→ AIM
"text" appears in how many lines of the entries? State only the number.

→ INFORMATION SHOWN
★ ★ ★
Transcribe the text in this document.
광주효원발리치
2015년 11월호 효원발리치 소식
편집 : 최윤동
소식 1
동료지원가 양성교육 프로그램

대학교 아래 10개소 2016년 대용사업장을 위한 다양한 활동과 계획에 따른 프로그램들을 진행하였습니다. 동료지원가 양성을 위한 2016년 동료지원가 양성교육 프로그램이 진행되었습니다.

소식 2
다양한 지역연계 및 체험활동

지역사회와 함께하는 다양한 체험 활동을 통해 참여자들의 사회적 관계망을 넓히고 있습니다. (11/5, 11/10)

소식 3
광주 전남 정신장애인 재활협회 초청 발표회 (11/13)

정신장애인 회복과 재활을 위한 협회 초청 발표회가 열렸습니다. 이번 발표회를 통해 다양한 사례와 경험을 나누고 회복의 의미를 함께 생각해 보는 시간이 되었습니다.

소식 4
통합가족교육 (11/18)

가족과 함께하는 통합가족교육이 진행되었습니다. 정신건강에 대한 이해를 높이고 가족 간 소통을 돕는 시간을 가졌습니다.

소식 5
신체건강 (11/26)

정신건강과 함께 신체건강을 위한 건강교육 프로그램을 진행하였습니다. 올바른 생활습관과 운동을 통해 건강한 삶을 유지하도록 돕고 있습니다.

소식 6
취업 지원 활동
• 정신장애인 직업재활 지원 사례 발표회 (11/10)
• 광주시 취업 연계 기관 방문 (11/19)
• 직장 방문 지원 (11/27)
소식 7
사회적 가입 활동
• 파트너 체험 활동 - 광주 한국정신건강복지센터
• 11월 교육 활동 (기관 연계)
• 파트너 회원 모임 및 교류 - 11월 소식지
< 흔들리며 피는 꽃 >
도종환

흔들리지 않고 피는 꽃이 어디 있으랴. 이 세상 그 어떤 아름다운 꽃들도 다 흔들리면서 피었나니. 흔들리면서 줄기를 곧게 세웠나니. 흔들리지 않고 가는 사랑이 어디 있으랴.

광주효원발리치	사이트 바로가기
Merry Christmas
★ ★ ★
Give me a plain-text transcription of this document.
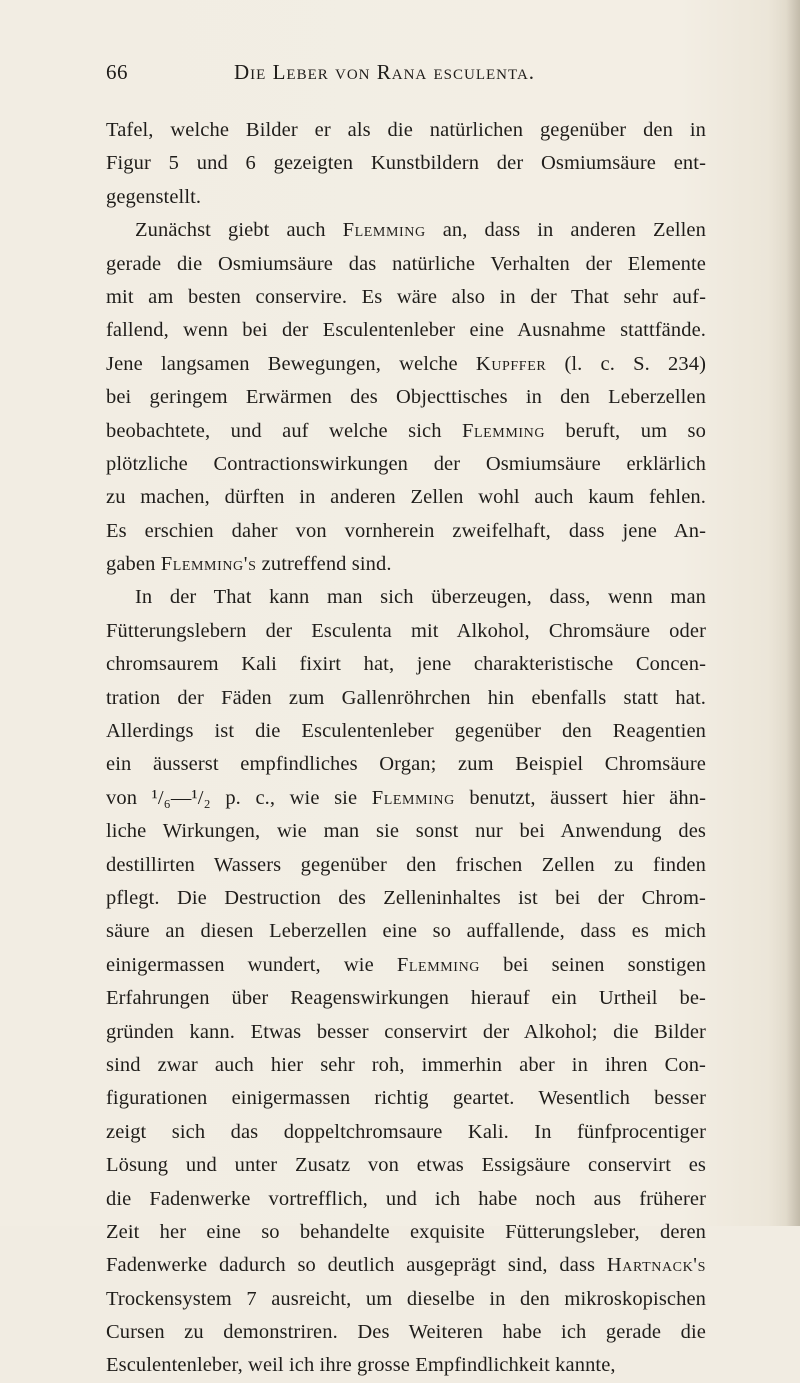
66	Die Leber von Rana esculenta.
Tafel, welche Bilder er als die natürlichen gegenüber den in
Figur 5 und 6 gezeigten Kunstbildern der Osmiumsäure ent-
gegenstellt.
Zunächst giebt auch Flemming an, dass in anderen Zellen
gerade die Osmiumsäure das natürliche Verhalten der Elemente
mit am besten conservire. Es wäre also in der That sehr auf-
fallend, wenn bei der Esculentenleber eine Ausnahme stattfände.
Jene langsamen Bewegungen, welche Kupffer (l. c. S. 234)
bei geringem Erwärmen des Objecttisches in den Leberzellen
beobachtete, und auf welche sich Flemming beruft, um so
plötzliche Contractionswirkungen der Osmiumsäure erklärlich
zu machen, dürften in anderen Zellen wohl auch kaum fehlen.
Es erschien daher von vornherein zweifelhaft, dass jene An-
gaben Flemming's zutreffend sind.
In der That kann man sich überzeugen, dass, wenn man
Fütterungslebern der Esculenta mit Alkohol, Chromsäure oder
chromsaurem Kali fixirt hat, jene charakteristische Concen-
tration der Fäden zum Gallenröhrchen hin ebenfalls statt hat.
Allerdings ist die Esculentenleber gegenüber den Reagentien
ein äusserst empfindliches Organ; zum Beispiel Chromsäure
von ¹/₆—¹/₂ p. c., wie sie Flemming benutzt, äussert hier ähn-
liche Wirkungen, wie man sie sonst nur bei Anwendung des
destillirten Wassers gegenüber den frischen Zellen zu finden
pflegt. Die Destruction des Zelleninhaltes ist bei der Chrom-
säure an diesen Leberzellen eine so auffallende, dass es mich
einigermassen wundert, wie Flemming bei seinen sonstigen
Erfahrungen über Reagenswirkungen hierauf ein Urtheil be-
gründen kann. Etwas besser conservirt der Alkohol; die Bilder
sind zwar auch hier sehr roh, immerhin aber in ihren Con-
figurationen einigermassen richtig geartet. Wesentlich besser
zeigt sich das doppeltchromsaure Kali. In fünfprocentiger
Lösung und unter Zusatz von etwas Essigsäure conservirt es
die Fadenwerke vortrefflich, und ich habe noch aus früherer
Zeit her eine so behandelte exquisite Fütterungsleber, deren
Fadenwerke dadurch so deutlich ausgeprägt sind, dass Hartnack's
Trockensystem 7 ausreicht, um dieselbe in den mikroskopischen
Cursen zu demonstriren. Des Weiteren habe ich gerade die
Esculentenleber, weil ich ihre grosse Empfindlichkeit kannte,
★ ★ ★
→ ANSWER
2